» **Task requirements**:
Answer with a single number: the count of lines that include the string "muffin".

(Figure data in JSON)

-*-*-

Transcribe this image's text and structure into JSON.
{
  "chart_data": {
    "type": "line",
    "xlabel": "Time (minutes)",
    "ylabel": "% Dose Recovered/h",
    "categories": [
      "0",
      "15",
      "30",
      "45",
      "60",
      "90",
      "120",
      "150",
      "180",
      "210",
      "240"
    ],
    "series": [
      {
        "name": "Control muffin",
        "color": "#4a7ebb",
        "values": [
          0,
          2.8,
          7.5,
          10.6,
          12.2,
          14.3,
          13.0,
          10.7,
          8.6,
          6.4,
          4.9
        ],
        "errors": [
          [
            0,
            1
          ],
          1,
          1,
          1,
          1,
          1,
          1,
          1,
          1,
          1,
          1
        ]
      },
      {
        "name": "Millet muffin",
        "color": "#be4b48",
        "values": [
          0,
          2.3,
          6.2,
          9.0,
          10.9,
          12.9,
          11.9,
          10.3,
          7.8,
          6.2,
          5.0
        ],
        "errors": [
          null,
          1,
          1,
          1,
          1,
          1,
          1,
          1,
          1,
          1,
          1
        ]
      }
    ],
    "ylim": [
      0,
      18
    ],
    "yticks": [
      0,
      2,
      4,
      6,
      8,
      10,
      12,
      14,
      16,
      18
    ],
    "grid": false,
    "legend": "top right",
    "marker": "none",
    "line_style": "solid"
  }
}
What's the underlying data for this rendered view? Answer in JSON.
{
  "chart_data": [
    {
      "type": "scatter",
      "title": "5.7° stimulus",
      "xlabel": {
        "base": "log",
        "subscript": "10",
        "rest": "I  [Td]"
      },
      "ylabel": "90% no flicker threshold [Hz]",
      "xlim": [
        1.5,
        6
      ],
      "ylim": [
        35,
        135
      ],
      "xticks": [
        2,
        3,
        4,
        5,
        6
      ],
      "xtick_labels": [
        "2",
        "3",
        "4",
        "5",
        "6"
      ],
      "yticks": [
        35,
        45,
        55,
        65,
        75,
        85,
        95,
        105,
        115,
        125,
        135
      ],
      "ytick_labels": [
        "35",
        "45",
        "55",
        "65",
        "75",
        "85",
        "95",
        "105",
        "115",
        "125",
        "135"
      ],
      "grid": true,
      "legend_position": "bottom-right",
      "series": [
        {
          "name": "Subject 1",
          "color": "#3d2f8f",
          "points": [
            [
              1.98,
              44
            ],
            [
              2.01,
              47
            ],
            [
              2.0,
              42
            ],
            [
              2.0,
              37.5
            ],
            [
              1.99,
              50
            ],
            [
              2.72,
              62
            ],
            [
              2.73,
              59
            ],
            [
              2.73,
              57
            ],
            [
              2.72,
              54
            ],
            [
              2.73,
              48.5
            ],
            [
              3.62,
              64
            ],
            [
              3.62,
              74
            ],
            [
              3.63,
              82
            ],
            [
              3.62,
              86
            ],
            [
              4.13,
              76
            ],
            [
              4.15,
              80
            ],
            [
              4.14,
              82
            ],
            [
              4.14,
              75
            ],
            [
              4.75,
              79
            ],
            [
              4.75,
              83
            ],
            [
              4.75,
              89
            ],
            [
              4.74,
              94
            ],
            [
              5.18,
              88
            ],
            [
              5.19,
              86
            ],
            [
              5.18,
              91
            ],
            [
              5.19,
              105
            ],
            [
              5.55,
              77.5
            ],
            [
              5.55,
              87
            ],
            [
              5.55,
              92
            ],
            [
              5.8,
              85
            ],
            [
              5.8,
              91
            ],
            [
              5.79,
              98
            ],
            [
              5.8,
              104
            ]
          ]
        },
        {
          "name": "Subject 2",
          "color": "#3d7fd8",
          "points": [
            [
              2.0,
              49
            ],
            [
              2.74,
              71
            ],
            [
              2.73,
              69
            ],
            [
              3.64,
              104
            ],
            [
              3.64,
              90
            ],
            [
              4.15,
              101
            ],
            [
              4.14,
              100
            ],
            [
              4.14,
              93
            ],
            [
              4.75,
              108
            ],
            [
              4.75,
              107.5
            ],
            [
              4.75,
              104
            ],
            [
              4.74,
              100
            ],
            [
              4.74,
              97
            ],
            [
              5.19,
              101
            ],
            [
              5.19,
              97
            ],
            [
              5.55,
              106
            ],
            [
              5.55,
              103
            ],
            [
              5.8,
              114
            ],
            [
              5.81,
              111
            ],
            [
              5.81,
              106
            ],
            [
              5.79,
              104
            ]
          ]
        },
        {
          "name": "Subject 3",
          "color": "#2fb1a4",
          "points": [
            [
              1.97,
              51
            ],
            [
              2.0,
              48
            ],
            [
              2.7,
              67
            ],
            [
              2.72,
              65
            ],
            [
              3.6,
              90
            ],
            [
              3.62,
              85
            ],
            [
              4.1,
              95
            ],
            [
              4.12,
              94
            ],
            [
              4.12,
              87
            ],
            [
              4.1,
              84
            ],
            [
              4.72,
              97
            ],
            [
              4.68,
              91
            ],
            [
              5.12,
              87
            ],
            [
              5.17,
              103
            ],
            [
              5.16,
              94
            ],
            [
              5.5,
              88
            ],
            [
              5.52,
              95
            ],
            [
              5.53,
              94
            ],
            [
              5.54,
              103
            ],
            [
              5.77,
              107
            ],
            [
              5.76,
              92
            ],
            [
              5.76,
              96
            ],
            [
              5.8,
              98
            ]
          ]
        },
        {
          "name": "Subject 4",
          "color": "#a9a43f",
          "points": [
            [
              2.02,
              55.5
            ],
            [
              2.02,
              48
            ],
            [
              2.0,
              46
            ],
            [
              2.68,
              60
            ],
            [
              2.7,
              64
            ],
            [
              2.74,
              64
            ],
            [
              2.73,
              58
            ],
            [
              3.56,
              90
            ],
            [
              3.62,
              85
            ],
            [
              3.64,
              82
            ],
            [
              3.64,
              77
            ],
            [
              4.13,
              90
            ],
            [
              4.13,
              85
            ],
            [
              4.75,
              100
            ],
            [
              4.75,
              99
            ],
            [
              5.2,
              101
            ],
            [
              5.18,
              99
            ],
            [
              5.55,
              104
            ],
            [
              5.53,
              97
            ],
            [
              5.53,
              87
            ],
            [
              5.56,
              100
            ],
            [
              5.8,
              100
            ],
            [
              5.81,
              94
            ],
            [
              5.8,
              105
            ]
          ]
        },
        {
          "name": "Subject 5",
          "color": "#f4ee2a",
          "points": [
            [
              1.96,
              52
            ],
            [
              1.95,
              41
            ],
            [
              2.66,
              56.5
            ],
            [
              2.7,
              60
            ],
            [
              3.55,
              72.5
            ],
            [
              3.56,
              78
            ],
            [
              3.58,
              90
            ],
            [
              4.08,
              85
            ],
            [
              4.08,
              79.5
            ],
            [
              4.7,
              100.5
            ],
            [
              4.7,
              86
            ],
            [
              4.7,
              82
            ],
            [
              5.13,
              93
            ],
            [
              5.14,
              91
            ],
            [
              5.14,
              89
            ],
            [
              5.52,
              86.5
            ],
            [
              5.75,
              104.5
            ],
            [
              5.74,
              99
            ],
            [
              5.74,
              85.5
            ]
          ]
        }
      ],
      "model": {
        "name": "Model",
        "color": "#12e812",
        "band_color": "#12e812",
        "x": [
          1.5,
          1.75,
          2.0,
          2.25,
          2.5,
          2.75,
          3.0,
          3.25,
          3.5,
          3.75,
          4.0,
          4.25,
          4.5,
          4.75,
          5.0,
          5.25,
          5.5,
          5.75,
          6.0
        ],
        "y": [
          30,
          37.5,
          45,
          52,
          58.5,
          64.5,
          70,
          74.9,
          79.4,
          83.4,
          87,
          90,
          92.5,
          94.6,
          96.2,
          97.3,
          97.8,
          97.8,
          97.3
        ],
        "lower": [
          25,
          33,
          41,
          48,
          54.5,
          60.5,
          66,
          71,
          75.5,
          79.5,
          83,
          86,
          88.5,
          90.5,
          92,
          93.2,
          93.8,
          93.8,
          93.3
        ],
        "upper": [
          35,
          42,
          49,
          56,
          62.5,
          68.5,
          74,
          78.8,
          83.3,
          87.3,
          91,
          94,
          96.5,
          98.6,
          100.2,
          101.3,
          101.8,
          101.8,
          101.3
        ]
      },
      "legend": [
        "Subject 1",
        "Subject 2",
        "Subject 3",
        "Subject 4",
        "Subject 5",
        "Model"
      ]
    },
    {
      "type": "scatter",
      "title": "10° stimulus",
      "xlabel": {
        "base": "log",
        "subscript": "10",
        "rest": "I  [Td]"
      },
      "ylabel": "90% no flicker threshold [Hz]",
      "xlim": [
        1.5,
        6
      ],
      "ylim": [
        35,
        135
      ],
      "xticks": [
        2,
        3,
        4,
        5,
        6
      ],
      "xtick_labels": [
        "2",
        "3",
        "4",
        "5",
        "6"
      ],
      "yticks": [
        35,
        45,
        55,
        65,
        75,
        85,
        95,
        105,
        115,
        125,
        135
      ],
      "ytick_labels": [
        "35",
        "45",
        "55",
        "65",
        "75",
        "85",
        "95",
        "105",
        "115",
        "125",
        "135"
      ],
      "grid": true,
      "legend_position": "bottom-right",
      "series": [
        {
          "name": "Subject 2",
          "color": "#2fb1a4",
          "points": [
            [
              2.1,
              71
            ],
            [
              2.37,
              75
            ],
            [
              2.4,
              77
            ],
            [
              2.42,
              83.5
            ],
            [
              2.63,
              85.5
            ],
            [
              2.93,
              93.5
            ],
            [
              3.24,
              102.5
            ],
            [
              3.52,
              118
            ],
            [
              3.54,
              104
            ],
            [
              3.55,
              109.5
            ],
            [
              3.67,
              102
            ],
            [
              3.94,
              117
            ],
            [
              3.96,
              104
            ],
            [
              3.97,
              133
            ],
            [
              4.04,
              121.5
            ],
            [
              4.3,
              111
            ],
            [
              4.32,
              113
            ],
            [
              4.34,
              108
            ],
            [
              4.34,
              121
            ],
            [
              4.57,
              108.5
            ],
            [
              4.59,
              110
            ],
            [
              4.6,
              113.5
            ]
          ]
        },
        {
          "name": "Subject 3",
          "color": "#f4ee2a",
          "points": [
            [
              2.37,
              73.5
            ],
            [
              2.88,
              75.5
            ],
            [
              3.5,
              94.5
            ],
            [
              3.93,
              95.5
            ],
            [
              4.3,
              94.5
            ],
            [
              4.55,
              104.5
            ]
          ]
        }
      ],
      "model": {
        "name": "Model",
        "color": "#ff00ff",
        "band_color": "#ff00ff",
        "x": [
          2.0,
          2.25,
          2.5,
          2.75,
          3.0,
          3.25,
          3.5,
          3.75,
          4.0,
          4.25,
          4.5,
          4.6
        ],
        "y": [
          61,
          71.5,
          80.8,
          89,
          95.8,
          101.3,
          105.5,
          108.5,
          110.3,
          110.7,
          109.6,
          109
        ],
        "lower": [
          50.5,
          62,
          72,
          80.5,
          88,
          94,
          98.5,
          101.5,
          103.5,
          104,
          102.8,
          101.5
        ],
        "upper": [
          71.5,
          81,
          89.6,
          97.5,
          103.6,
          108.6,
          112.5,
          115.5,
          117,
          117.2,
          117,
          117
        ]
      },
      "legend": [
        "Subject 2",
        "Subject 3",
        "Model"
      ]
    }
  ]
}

-*-*-

» **Problem solution**:
2